--- begin ---
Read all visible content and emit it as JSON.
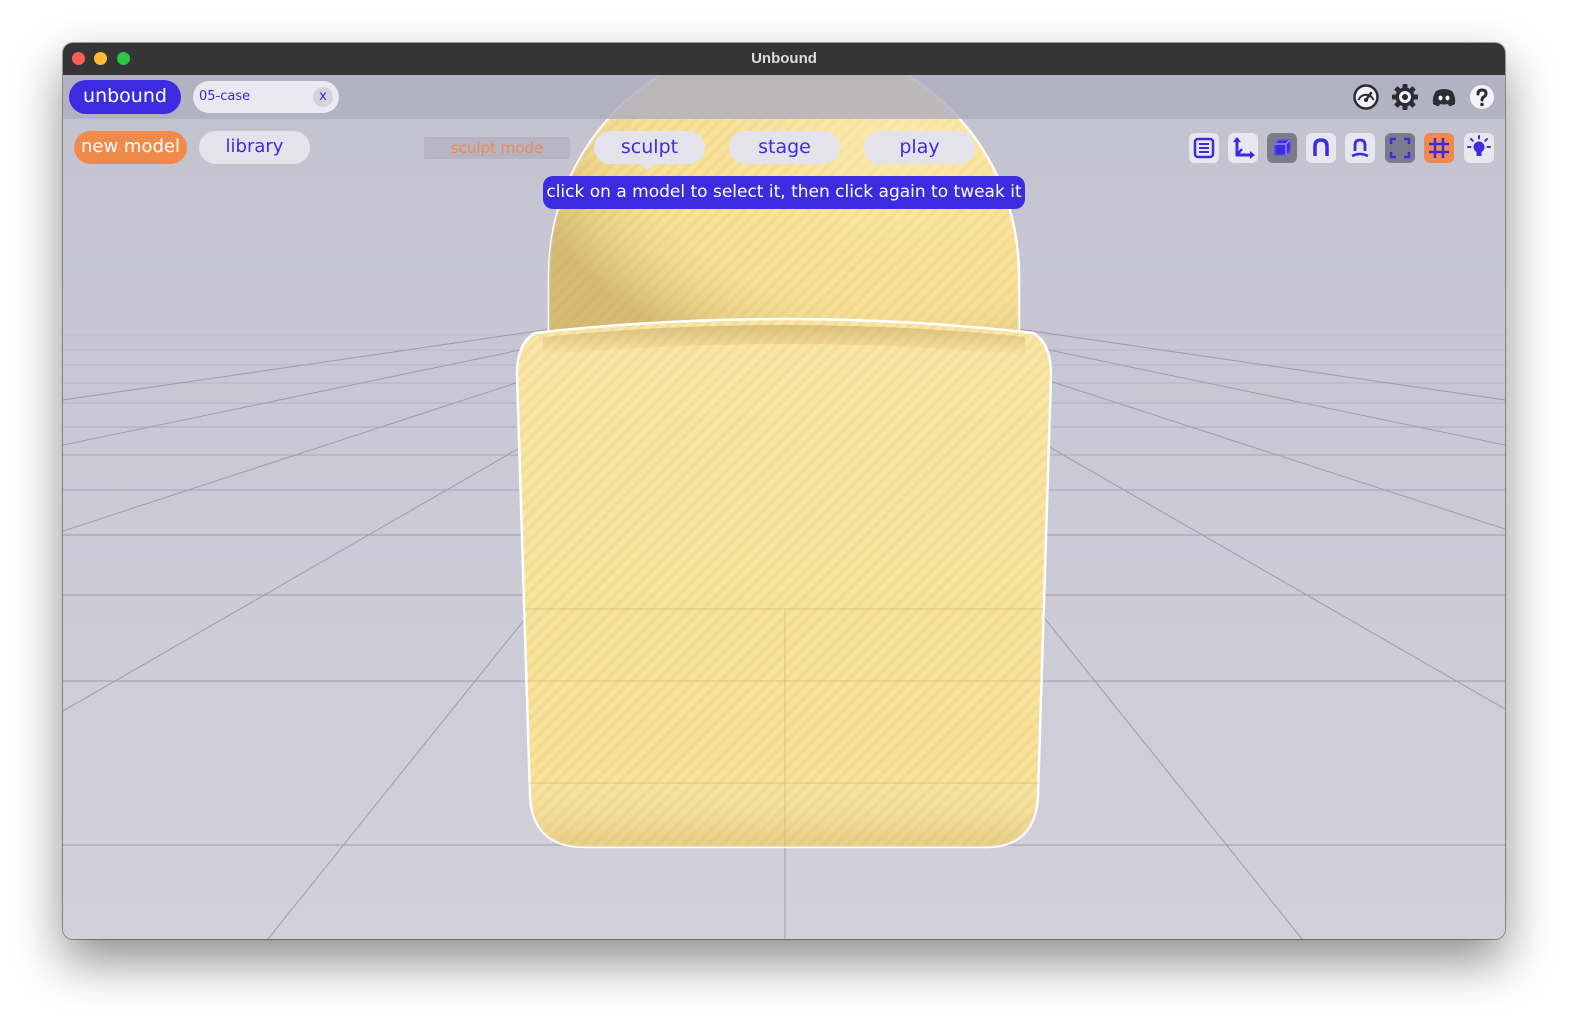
{
  "window": {
    "title": "Unbound"
  },
  "header": {
    "brand_label": "unbound",
    "file_tab": {
      "name": "05-case",
      "close_label": "x"
    },
    "icons": [
      "speedometer-icon",
      "gear-icon",
      "discord-icon",
      "help-icon"
    ]
  },
  "toolbar": {
    "new_model_label": "new model",
    "library_label": "library",
    "mode_label": "sculpt mode",
    "modes": [
      {
        "label": "sculpt",
        "selected": true
      },
      {
        "label": "stage",
        "selected": false
      },
      {
        "label": "play",
        "selected": false
      }
    ],
    "tools": [
      "list-icon",
      "axes-icon",
      "cube-icon",
      "magnet-icon",
      "person-magnet-icon",
      "fit-view-icon",
      "grid-icon",
      "light-icon"
    ]
  },
  "hint_text": "click on a model to select it, then click again to tweak it",
  "colors": {
    "accent": "#3d2be0",
    "orange": "#f08a4b",
    "model_fill": "#f8e29a",
    "background": "#cdccd8"
  }
}
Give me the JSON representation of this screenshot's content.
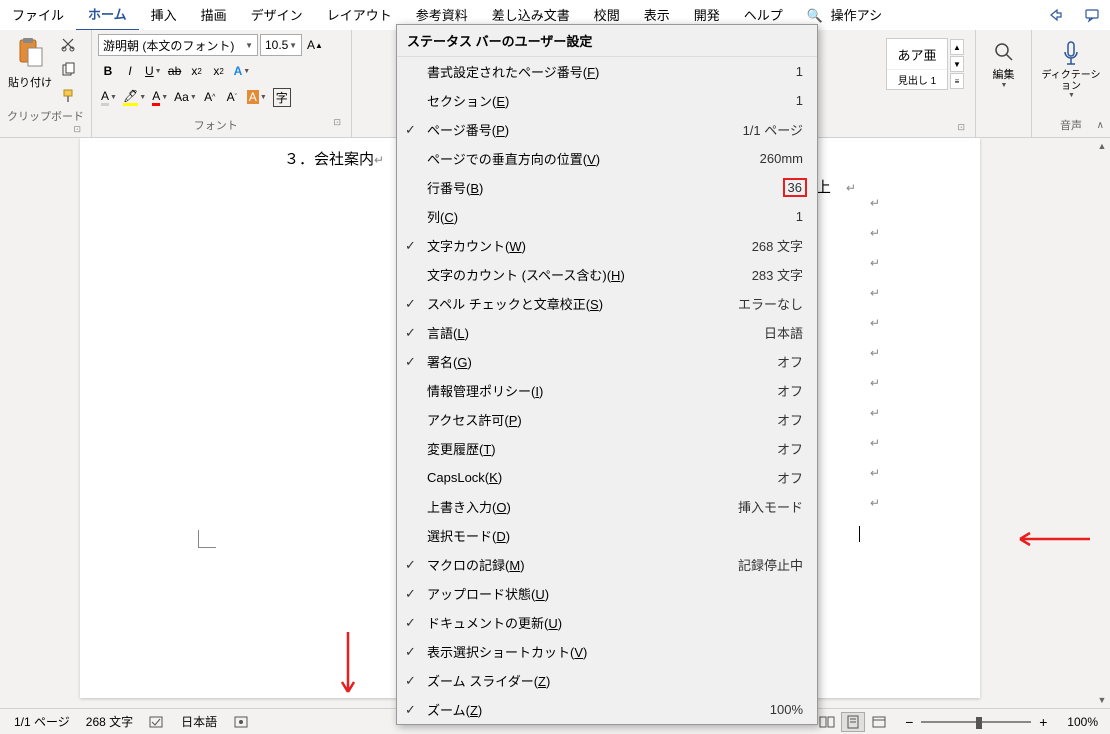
{
  "menu": {
    "items": [
      "ファイル",
      "ホーム",
      "挿入",
      "描画",
      "デザイン",
      "レイアウト",
      "参考資料",
      "差し込み文書",
      "校閲",
      "表示",
      "開発",
      "ヘルプ"
    ],
    "search": "操作アシ"
  },
  "ribbon": {
    "clipboard": {
      "paste": "貼り付け",
      "group_label": "クリップボード"
    },
    "font": {
      "name": "游明朝 (本文のフォント)",
      "size": "10.5",
      "group_label": "フォント"
    },
    "styles": {
      "preview": "あア亜",
      "name": "見出し 1"
    },
    "editing": {
      "label": "編集"
    },
    "dictation": {
      "label": "ディクテーション",
      "group_label": "音声"
    }
  },
  "document": {
    "line": "３．会社案内",
    "above": "以上"
  },
  "context": {
    "title": "ステータス バーのユーザー設定",
    "items": [
      {
        "checked": false,
        "label": "書式設定されたページ番号",
        "key": "F",
        "value": "1"
      },
      {
        "checked": false,
        "label": "セクション",
        "key": "E",
        "value": "1"
      },
      {
        "checked": true,
        "label": "ページ番号",
        "key": "P",
        "value": "1/1 ページ"
      },
      {
        "checked": false,
        "label": "ページでの垂直方向の位置",
        "key": "V",
        "value": "260mm"
      },
      {
        "checked": false,
        "label": "行番号",
        "key": "B",
        "value": "36",
        "highlight": true
      },
      {
        "checked": false,
        "label": "列",
        "key": "C",
        "value": "1"
      },
      {
        "checked": true,
        "label": "文字カウント",
        "key": "W",
        "value": "268 文字"
      },
      {
        "checked": false,
        "label": "文字のカウント (スペース含む)",
        "key": "H",
        "value": "283 文字"
      },
      {
        "checked": true,
        "label": "スペル チェックと文章校正",
        "key": "S",
        "value": "エラーなし"
      },
      {
        "checked": true,
        "label": "言語",
        "key": "L",
        "value": "日本語"
      },
      {
        "checked": true,
        "label": "署名",
        "key": "G",
        "value": "オフ"
      },
      {
        "checked": false,
        "label": "情報管理ポリシー",
        "key": "I",
        "value": "オフ"
      },
      {
        "checked": false,
        "label": "アクセス許可",
        "key": "P",
        "value": "オフ"
      },
      {
        "checked": false,
        "label": "変更履歴",
        "key": "T",
        "value": "オフ"
      },
      {
        "checked": false,
        "label": "CapsLock",
        "key": "K",
        "value": "オフ"
      },
      {
        "checked": false,
        "label": "上書き入力",
        "key": "O",
        "value": "挿入モード"
      },
      {
        "checked": false,
        "label": "選択モード",
        "key": "D",
        "value": ""
      },
      {
        "checked": true,
        "label": "マクロの記録",
        "key": "M",
        "value": "記録停止中"
      },
      {
        "checked": true,
        "label": "アップロード状態",
        "key": "U",
        "value": ""
      },
      {
        "checked": true,
        "label": "ドキュメントの更新",
        "key": "U",
        "value": ""
      },
      {
        "checked": true,
        "label": "表示選択ショートカット",
        "key": "V",
        "value": ""
      },
      {
        "checked": true,
        "label": "ズーム スライダー",
        "key": "Z",
        "value": ""
      },
      {
        "checked": true,
        "label": "ズーム",
        "key": "Z",
        "value": "100%"
      }
    ]
  },
  "status": {
    "page": "1/1 ページ",
    "words": "268 文字",
    "language": "日本語",
    "zoom": "100%"
  }
}
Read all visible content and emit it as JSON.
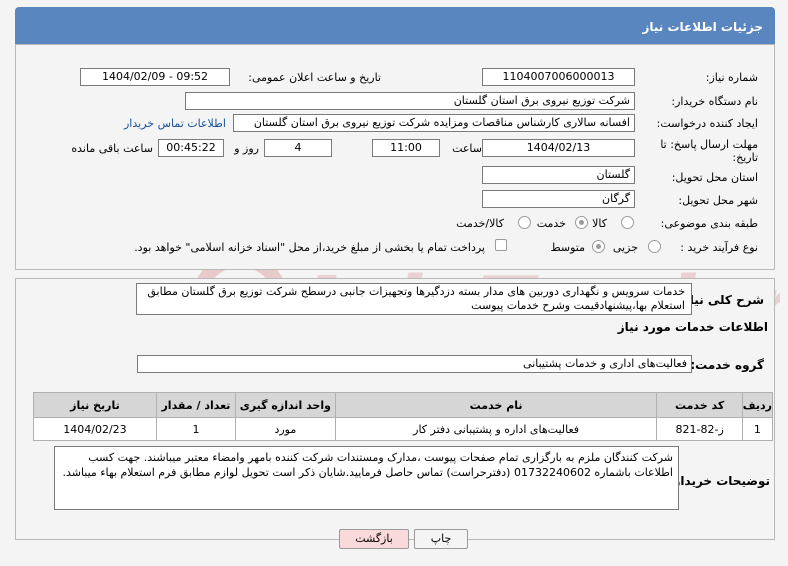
{
  "header": {
    "title": "جزئیات اطلاعات نیاز"
  },
  "form": {
    "need_number_label": "شماره نیاز:",
    "need_number": "1104007006000013",
    "announce_label": "تاریخ و ساعت اعلان عمومی:",
    "announce_value": "1404/02/09 - 09:52",
    "buyer_label": "نام دستگاه خریدار:",
    "buyer_value": "شرکت توزیع نیروی برق استان گلستان",
    "creator_label": "ایجاد کننده درخواست:",
    "creator_value": "افسانه سالاری کارشناس مناقصات ومزایده شرکت توزیع نیروی برق استان گلستان",
    "contact_link": "اطلاعات تماس خریدار",
    "deadline_label_1": "مهلت ارسال پاسخ: تا",
    "deadline_label_2": "تاریخ:",
    "deadline_date": "1404/02/13",
    "time_label": "ساعت",
    "deadline_time": "11:00",
    "days_value": "4",
    "days_label": "روز و",
    "remaining_time": "00:45:22",
    "remaining_label": "ساعت باقی مانده",
    "province_label": "استان محل تحویل:",
    "province_value": "گلستان",
    "city_label": "شهر محل تحویل:",
    "city_value": "گرگان",
    "category_label": "طبقه بندی موضوعی:",
    "category_options": [
      "کالا",
      "خدمت",
      "کالا/خدمت"
    ],
    "process_label": "نوع فرآیند خرید :",
    "process_options": [
      "جزیی",
      "متوسط"
    ],
    "payment_note": "پرداخت تمام یا بخشی از مبلغ خرید،از محل \"اسناد خزانه اسلامی\" خواهد بود."
  },
  "general": {
    "label": "شرح کلی نیاز:",
    "text": "خدمات سرویس و نگهداری دوربین های مدار بسته  دزدگیرها وتجهیزات جانبی درسطح شرکت توزیع برق گلستان مطابق استعلام بها،پیشنهادقیمت وشرح خدمات پیوست"
  },
  "services": {
    "section_title": "اطلاعات خدمات مورد نیاز",
    "group_label": "گروه خدمت:",
    "group_value": "فعالیت‌های اداری و خدمات پشتیبانی",
    "columns": [
      "ردیف",
      "کد خدمت",
      "نام خدمت",
      "واحد اندازه گیری",
      "تعداد / مقدار",
      "تاریخ نیاز"
    ],
    "rows": [
      [
        "1",
        "ز-82-821",
        "فعالیت‌های اداره و پشتیبانی دفتر کار",
        "مورد",
        "1",
        "1404/02/23"
      ]
    ]
  },
  "notes": {
    "label": "توضیحات خریدار:",
    "text": "شرکت کنندگان ملزم به بارگزاری تمام صفحات پیوست ،مدارک ومستندات شرکت کننده بامهر وامضاء معتبر میباشند. جهت کسب اطلاعات باشماره 01732240602 (دفترحراست) تماس حاصل فرمایید.شایان ذکر است تحویل لوازم مطابق فرم استعلام بهاء میباشد."
  },
  "buttons": {
    "print": "چاپ",
    "back": "بازگشت"
  },
  "colors": {
    "header": "#5a86c0",
    "link": "#1a4f9c",
    "back_button": "#f9d9d9"
  }
}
--- end ---
→ **What is required**
What is the number of lines in the listing that contain the string "تماس"? Reply with that number alone.

→ **Solution for this problem**
2